• _Your goal_
Output all the data exactly. Pictures do not belong in the copy.

• _Information supplied_
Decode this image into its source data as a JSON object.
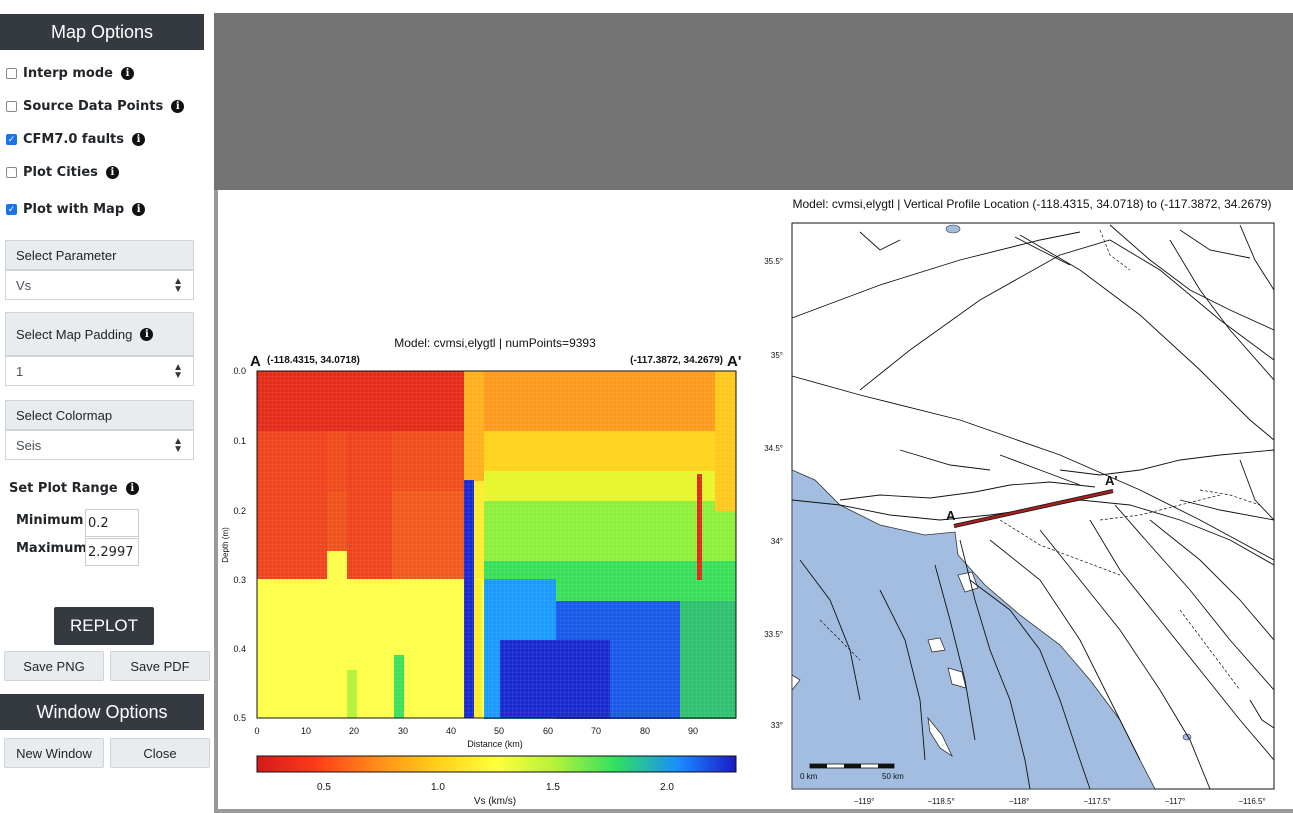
{
  "sidebar": {
    "map_options_title": "Map Options",
    "checkboxes": [
      {
        "label": "Interp mode",
        "checked": false
      },
      {
        "label": "Source Data Points",
        "checked": false
      },
      {
        "label": "CFM7.0 faults",
        "checked": true
      },
      {
        "label": "Plot Cities",
        "checked": false
      },
      {
        "label": "Plot with Map",
        "checked": true
      }
    ],
    "select_parameter_label": "Select Parameter",
    "select_parameter_value": "Vs",
    "select_map_padding_label": "Select Map Padding",
    "select_map_padding_value": "1",
    "select_colormap_label": "Select Colormap",
    "select_colormap_value": "Seis",
    "set_plot_range_label": "Set Plot Range",
    "minimum_label": "Minimum",
    "minimum_value": "0.2",
    "maximum_label": "Maximum",
    "maximum_value": "2.2997",
    "replot_label": "REPLOT",
    "save_png_label": "Save PNG",
    "save_pdf_label": "Save PDF",
    "window_options_title": "Window Options",
    "new_window_label": "New Window",
    "close_label": "Close"
  },
  "profile_plot": {
    "title": "Model: cvmsi,elygtl | numPoints=9393",
    "start_marker": "A",
    "end_marker": "A'",
    "start_coord": "(-118.4315, 34.0718)",
    "end_coord": "(-117.3872, 34.2679)",
    "ylabel": "Depth (m)",
    "xlabel": "Distance (km)",
    "y_ticks": [
      "0.0",
      "0.1",
      "0.2",
      "0.3",
      "0.4",
      "0.5"
    ],
    "x_ticks": [
      "0",
      "10",
      "20",
      "30",
      "40",
      "50",
      "60",
      "70",
      "80",
      "90"
    ],
    "colorbar_label": "Vs (km/s)",
    "colorbar_ticks": [
      "0.5",
      "1.0",
      "1.5",
      "2.0"
    ]
  },
  "map_plot": {
    "title": "Model: cvmsi,elygtl | Vertical Profile Location (-118.4315, 34.0718) to (-117.3872, 34.2679)",
    "lat_ticks": [
      "35.5°",
      "35°",
      "34.5°",
      "34°",
      "33.5°",
      "33°"
    ],
    "lon_ticks": [
      "−119°",
      "−118.5°",
      "−118°",
      "−117.5°",
      "−117°",
      "−116.5°"
    ],
    "point_a": "A",
    "point_a_prime": "A'",
    "scale_start": "0 km",
    "scale_end": "50 km"
  },
  "colors": {
    "dark_panel": "#343a40",
    "ocean": "#a3bde0",
    "profile_line": "#a32020"
  }
}
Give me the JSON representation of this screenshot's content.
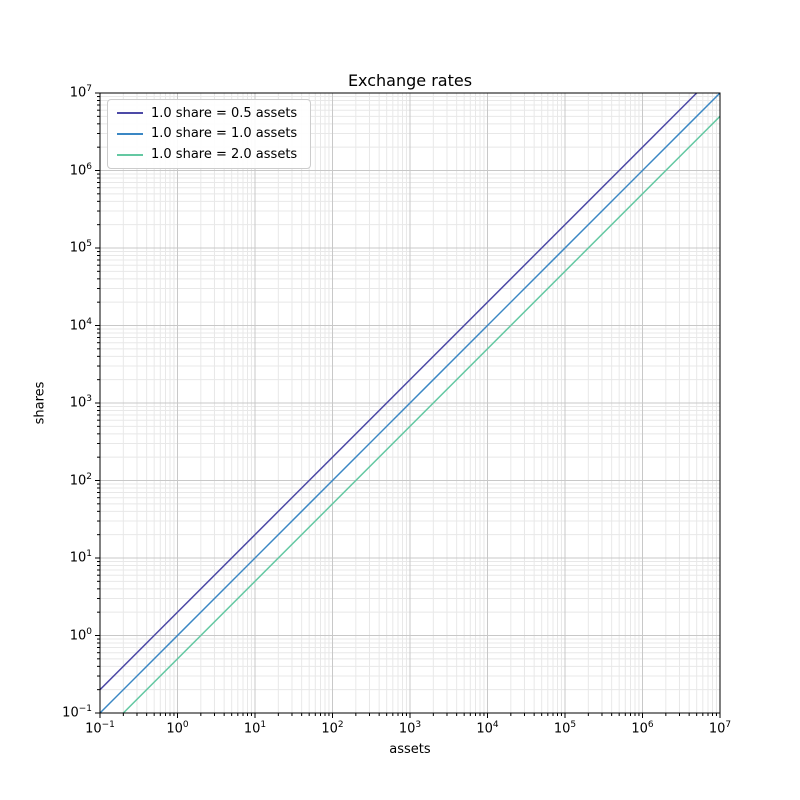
{
  "figure": {
    "background_color": "#ffffff"
  },
  "chart_data": {
    "type": "line",
    "title": "Exchange rates",
    "xlabel": "assets",
    "ylabel": "shares",
    "x_scale": "log",
    "y_scale": "log",
    "x_range_exponents": [
      -1,
      7
    ],
    "y_range_exponents": [
      -1,
      7
    ],
    "x_tick_exponents": [
      -1,
      0,
      1,
      2,
      3,
      4,
      5,
      6,
      7
    ],
    "y_tick_exponents": [
      -1,
      0,
      1,
      2,
      3,
      4,
      5,
      6,
      7
    ],
    "grid": "both-major-and-minor",
    "legend_position": "upper-left",
    "series": [
      {
        "name": "1.0 share = 0.5 assets",
        "assets_per_share": 0.5,
        "relation": "shares = assets / 0.5",
        "color": "#4c49a6",
        "endpoints_assets_shares": [
          [
            0.1,
            0.2
          ],
          [
            5000000,
            10000000
          ]
        ]
      },
      {
        "name": "1.0 share = 1.0 assets",
        "assets_per_share": 1.0,
        "relation": "shares = assets / 1.0",
        "color": "#3a87c4",
        "endpoints_assets_shares": [
          [
            0.1,
            0.1
          ],
          [
            10000000,
            10000000
          ]
        ]
      },
      {
        "name": "1.0 share = 2.0 assets",
        "assets_per_share": 2.0,
        "relation": "shares = assets / 2.0",
        "color": "#64c8a2",
        "endpoints_assets_shares": [
          [
            0.2,
            0.1
          ],
          [
            10000000,
            5000000
          ]
        ]
      }
    ],
    "style": {
      "spine_color": "#000000",
      "tick_color": "#000000",
      "major_grid_color": "#c8c8c8",
      "minor_grid_color": "#e8e8e8",
      "plot_background": "#ffffff",
      "line_width": 1.5
    }
  }
}
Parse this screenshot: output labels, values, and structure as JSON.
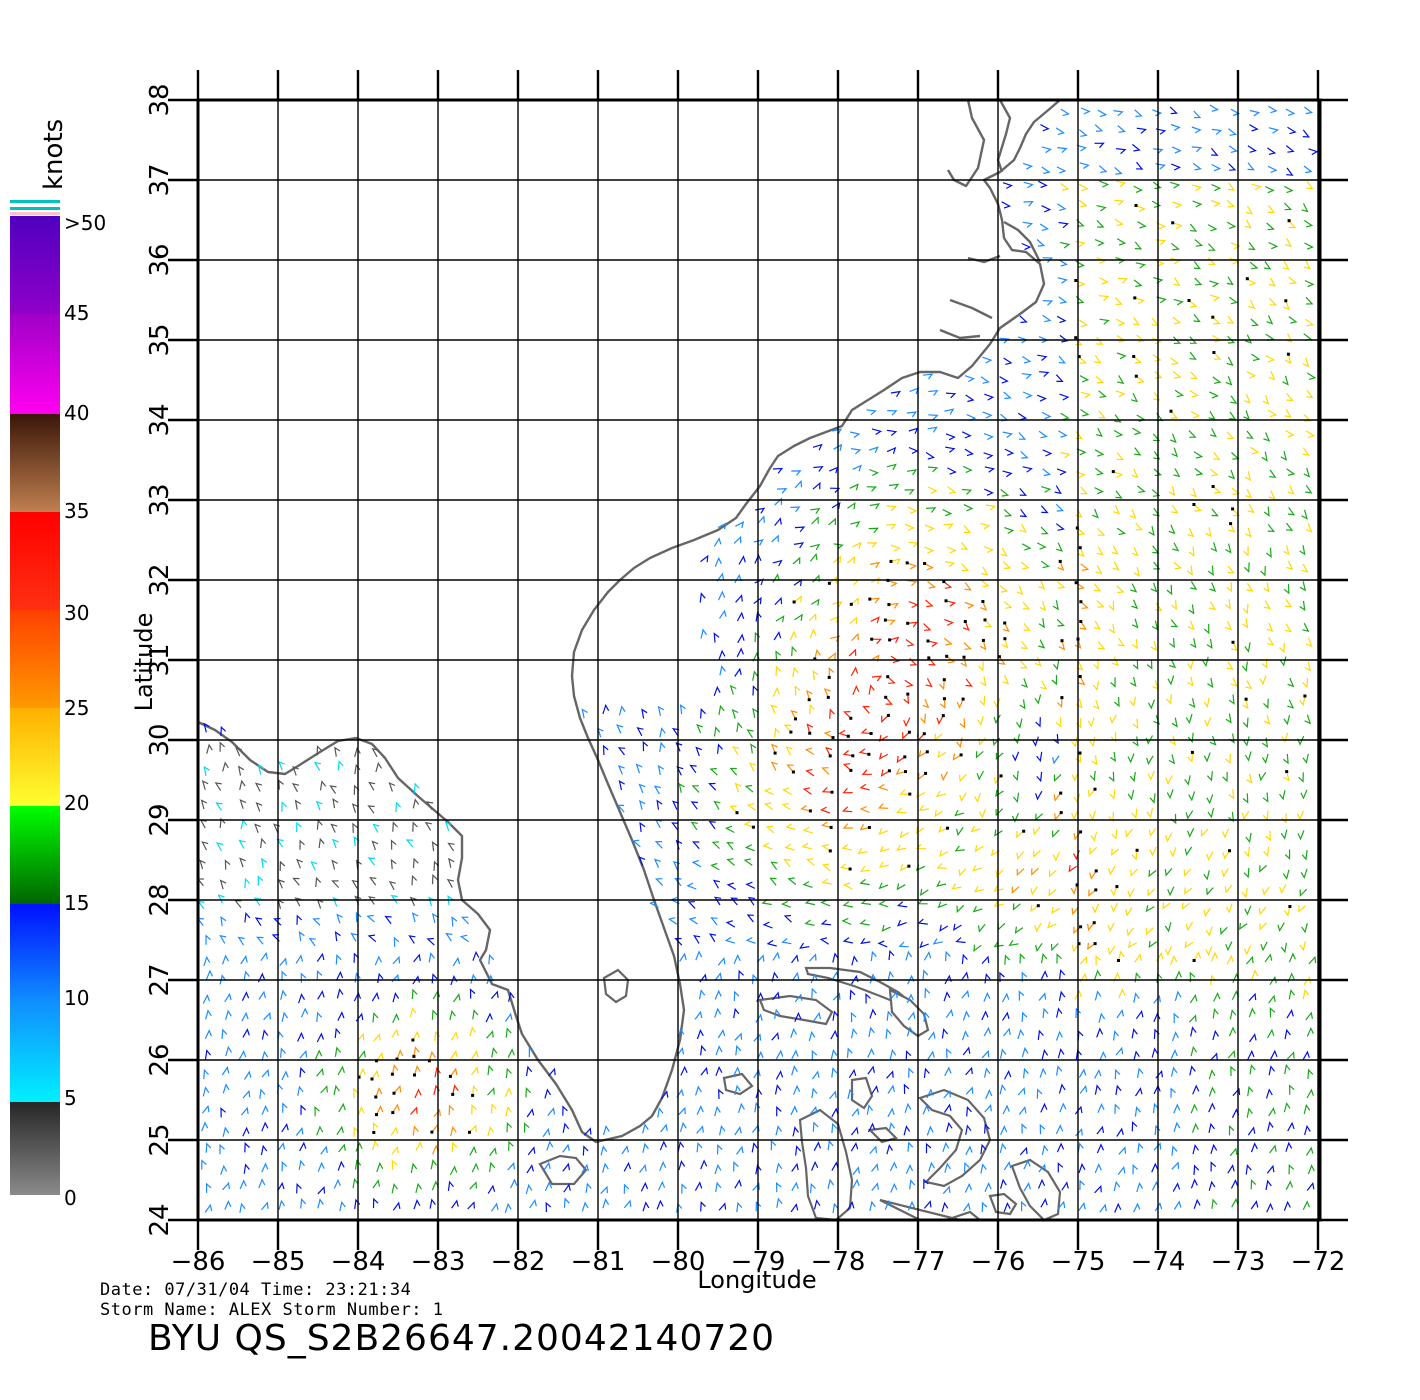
{
  "plot": {
    "xlabel": "Longitude",
    "ylabel": "Latitude",
    "lon_ticks": [
      "-86",
      "-85",
      "-84",
      "-83",
      "-82",
      "-81",
      "-80",
      "-79",
      "-78",
      "-77",
      "-76",
      "-75",
      "-74",
      "-73",
      "-72"
    ],
    "lat_ticks": [
      "24",
      "25",
      "26",
      "27",
      "28",
      "29",
      "30",
      "31",
      "32",
      "33",
      "34",
      "35",
      "36",
      "37",
      "38"
    ]
  },
  "colorbar": {
    "unit": "knots",
    "labels": [
      "0",
      "5",
      "10",
      "15",
      "20",
      "25",
      "30",
      "35",
      "40",
      "45",
      ">50"
    ]
  },
  "info": {
    "line1": "Date: 07/31/04   Time: 23:21:34",
    "line2": "Storm Name: ALEX   Storm Number: 1",
    "product": "BYU QS_S2B26647.20042140720"
  },
  "colors": {
    "coast": "#666666",
    "grid": "#000000",
    "wind_low": "#555555",
    "wind_calm": "#00d8f0",
    "wind_10": "#1a8cff",
    "wind_15": "#0010e0",
    "wind_17": "#18a818",
    "wind_20": "#ffd800",
    "wind_25": "#ff8c00",
    "wind_30": "#ff2000",
    "rain_flag": "#000000"
  }
}
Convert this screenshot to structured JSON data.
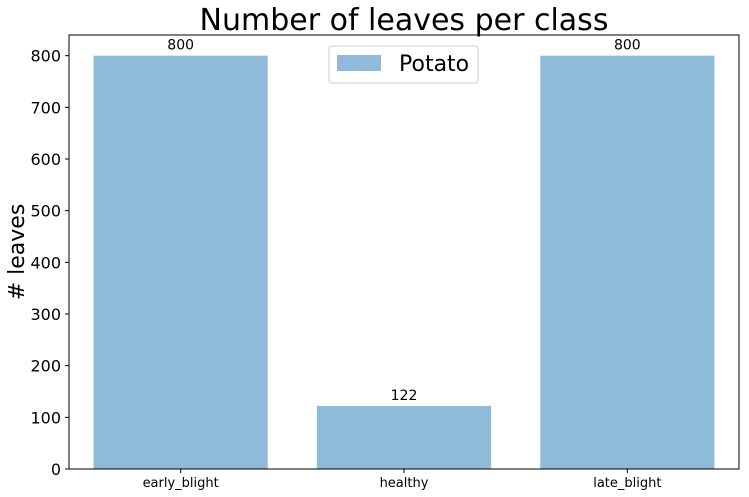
{
  "chart_data": {
    "type": "bar",
    "title": "Number of leaves per class",
    "xlabel": "",
    "ylabel": "# leaves",
    "categories": [
      "early_blight",
      "healthy",
      "late_blight"
    ],
    "series": [
      {
        "name": "Potato",
        "values": [
          800,
          122,
          800
        ],
        "color": "#8fbad9"
      }
    ],
    "data_labels": [
      "800",
      "122",
      "800"
    ],
    "ylim": [
      0,
      840
    ],
    "yticks": [
      0,
      100,
      200,
      300,
      400,
      500,
      600,
      700,
      800
    ],
    "grid": false,
    "legend_position": "top-center"
  }
}
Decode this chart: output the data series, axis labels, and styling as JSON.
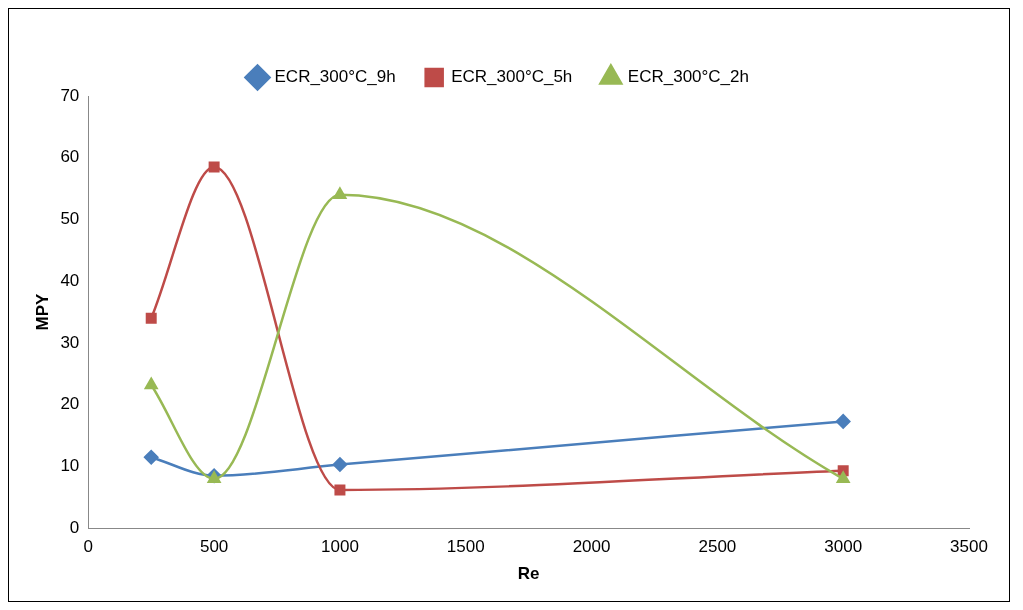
{
  "chart_data": {
    "type": "line",
    "xlabel": "Re",
    "ylabel": "MPY",
    "x": [
      250,
      500,
      1000,
      3000
    ],
    "series": [
      {
        "name": "ECR_300°C_9h",
        "color": "#4a7ebb",
        "marker": "diamond",
        "values": [
          11.5,
          8.5,
          10.3,
          17.3
        ]
      },
      {
        "name": "ECR_300°C_5h",
        "color": "#be4b48",
        "marker": "square",
        "values": [
          34,
          58.5,
          6.2,
          9.3
        ]
      },
      {
        "name": "ECR_300°C_2h",
        "color": "#98b954",
        "marker": "triangle",
        "values": [
          23.2,
          8,
          54,
          8
        ]
      }
    ],
    "xlim": [
      0,
      3500
    ],
    "xticks": [
      0,
      500,
      1000,
      1500,
      2000,
      2500,
      3000,
      3500
    ],
    "ylim": [
      0,
      70
    ],
    "yticks": [
      0,
      10,
      20,
      30,
      40,
      50,
      60,
      70
    ],
    "grid": false,
    "legend": "top",
    "line_style": "solid"
  }
}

• _Solved problem_
Decode this image into its source data as a JSON object.
{
  "sidebar": {
    "map_options_title": "Map Options",
    "checkboxes": [
      {
        "label": "Interp mode",
        "checked": false
      },
      {
        "label": "Source Data Points",
        "checked": false
      },
      {
        "label": "CFM7.0 faults",
        "checked": true
      },
      {
        "label": "Plot Cities",
        "checked": false
      },
      {
        "label": "Plot with Map",
        "checked": true
      }
    ],
    "select_parameter_label": "Select Parameter",
    "select_parameter_value": "Vs",
    "select_map_padding_label": "Select Map Padding",
    "select_map_padding_value": "1",
    "select_colormap_label": "Select Colormap",
    "select_colormap_value": "Seis",
    "set_plot_range_label": "Set Plot Range",
    "minimum_label": "Minimum",
    "minimum_value": "0.2",
    "maximum_label": "Maximum",
    "maximum_value": "2.2997",
    "replot_label": "REPLOT",
    "save_png_label": "Save PNG",
    "save_pdf_label": "Save PDF",
    "window_options_title": "Window Options",
    "new_window_label": "New Window",
    "close_label": "Close"
  },
  "profile_plot": {
    "title": "Model: cvmsi,elygtl | numPoints=9393",
    "start_marker": "A",
    "end_marker": "A'",
    "start_coord": "(-118.4315, 34.0718)",
    "end_coord": "(-117.3872, 34.2679)",
    "ylabel": "Depth (m)",
    "xlabel": "Distance (km)",
    "y_ticks": [
      "0.0",
      "0.1",
      "0.2",
      "0.3",
      "0.4",
      "0.5"
    ],
    "x_ticks": [
      "0",
      "10",
      "20",
      "30",
      "40",
      "50",
      "60",
      "70",
      "80",
      "90"
    ],
    "colorbar_label": "Vs (km/s)",
    "colorbar_ticks": [
      "0.5",
      "1.0",
      "1.5",
      "2.0"
    ]
  },
  "map_plot": {
    "title": "Model: cvmsi,elygtl | Vertical Profile Location (-118.4315, 34.0718) to (-117.3872, 34.2679)",
    "lat_ticks": [
      "35.5°",
      "35°",
      "34.5°",
      "34°",
      "33.5°",
      "33°"
    ],
    "lon_ticks": [
      "−119°",
      "−118.5°",
      "−118°",
      "−117.5°",
      "−117°",
      "−116.5°"
    ],
    "point_a": "A",
    "point_a_prime": "A'",
    "scale_start": "0 km",
    "scale_end": "50 km"
  },
  "colors": {
    "dark_panel": "#343a40",
    "ocean": "#a3bde0",
    "profile_line": "#a32020"
  }
}
Give me the JSON representation of this screenshot's content.
{
  "figure": {
    "background_color": "#ffffff"
  },
  "chart_data": {
    "type": "line",
    "title": "Exchange rates",
    "xlabel": "assets",
    "ylabel": "shares",
    "x_scale": "log",
    "y_scale": "log",
    "x_range_exponents": [
      -1,
      7
    ],
    "y_range_exponents": [
      -1,
      7
    ],
    "x_tick_exponents": [
      -1,
      0,
      1,
      2,
      3,
      4,
      5,
      6,
      7
    ],
    "y_tick_exponents": [
      -1,
      0,
      1,
      2,
      3,
      4,
      5,
      6,
      7
    ],
    "grid": "both-major-and-minor",
    "legend_position": "upper-left",
    "series": [
      {
        "name": "1.0 share = 0.5 assets",
        "assets_per_share": 0.5,
        "relation": "shares = assets / 0.5",
        "color": "#4c49a6",
        "endpoints_assets_shares": [
          [
            0.1,
            0.2
          ],
          [
            5000000,
            10000000
          ]
        ]
      },
      {
        "name": "1.0 share = 1.0 assets",
        "assets_per_share": 1.0,
        "relation": "shares = assets / 1.0",
        "color": "#3a87c4",
        "endpoints_assets_shares": [
          [
            0.1,
            0.1
          ],
          [
            10000000,
            10000000
          ]
        ]
      },
      {
        "name": "1.0 share = 2.0 assets",
        "assets_per_share": 2.0,
        "relation": "shares = assets / 2.0",
        "color": "#64c8a2",
        "endpoints_assets_shares": [
          [
            0.2,
            0.1
          ],
          [
            10000000,
            5000000
          ]
        ]
      }
    ],
    "style": {
      "spine_color": "#000000",
      "tick_color": "#000000",
      "major_grid_color": "#c8c8c8",
      "minor_grid_color": "#e8e8e8",
      "plot_background": "#ffffff",
      "line_width": 1.5
    }
  }
}
Parse this screenshot: output labels, values, and structure as JSON.
{
  "plot": {
    "xlabel": "Longitude",
    "ylabel": "Latitude",
    "lon_ticks": [
      "-86",
      "-85",
      "-84",
      "-83",
      "-82",
      "-81",
      "-80",
      "-79",
      "-78",
      "-77",
      "-76",
      "-75",
      "-74",
      "-73",
      "-72"
    ],
    "lat_ticks": [
      "24",
      "25",
      "26",
      "27",
      "28",
      "29",
      "30",
      "31",
      "32",
      "33",
      "34",
      "35",
      "36",
      "37",
      "38"
    ]
  },
  "colorbar": {
    "unit": "knots",
    "labels": [
      "0",
      "5",
      "10",
      "15",
      "20",
      "25",
      "30",
      "35",
      "40",
      "45",
      ">50"
    ]
  },
  "info": {
    "line1": "Date: 07/31/04   Time: 23:21:34",
    "line2": "Storm Name: ALEX   Storm Number: 1",
    "product": "BYU QS_S2B26647.20042140720"
  },
  "colors": {
    "coast": "#666666",
    "grid": "#000000",
    "wind_low": "#555555",
    "wind_calm": "#00d8f0",
    "wind_10": "#1a8cff",
    "wind_15": "#0010e0",
    "wind_17": "#18a818",
    "wind_20": "#ffd800",
    "wind_25": "#ff8c00",
    "wind_30": "#ff2000",
    "rain_flag": "#000000"
  }
}
Convert this screenshot to structured JSON data.
{
  "chart_data": {
    "type": "bar",
    "title": "Number of leaves per class",
    "xlabel": "",
    "ylabel": "# leaves",
    "categories": [
      "early_blight",
      "healthy",
      "late_blight"
    ],
    "series": [
      {
        "name": "Potato",
        "values": [
          800,
          122,
          800
        ],
        "color": "#8fbad9"
      }
    ],
    "data_labels": [
      "800",
      "122",
      "800"
    ],
    "ylim": [
      0,
      840
    ],
    "yticks": [
      0,
      100,
      200,
      300,
      400,
      500,
      600,
      700,
      800
    ],
    "grid": false,
    "legend_position": "top-center"
  }
}
Decode this chart: output the data series, axis labels, and styling as JSON.
{
  "chart_data": {
    "type": "line",
    "xlabel": "Re",
    "ylabel": "MPY",
    "x": [
      250,
      500,
      1000,
      3000
    ],
    "series": [
      {
        "name": "ECR_300°C_9h",
        "color": "#4a7ebb",
        "marker": "diamond",
        "values": [
          11.5,
          8.5,
          10.3,
          17.3
        ]
      },
      {
        "name": "ECR_300°C_5h",
        "color": "#be4b48",
        "marker": "square",
        "values": [
          34,
          58.5,
          6.2,
          9.3
        ]
      },
      {
        "name": "ECR_300°C_2h",
        "color": "#98b954",
        "marker": "triangle",
        "values": [
          23.2,
          8,
          54,
          8
        ]
      }
    ],
    "xlim": [
      0,
      3500
    ],
    "xticks": [
      0,
      500,
      1000,
      1500,
      2000,
      2500,
      3000,
      3500
    ],
    "ylim": [
      0,
      70
    ],
    "yticks": [
      0,
      10,
      20,
      30,
      40,
      50,
      60,
      70
    ],
    "grid": false,
    "legend": "top",
    "line_style": "solid"
  }
}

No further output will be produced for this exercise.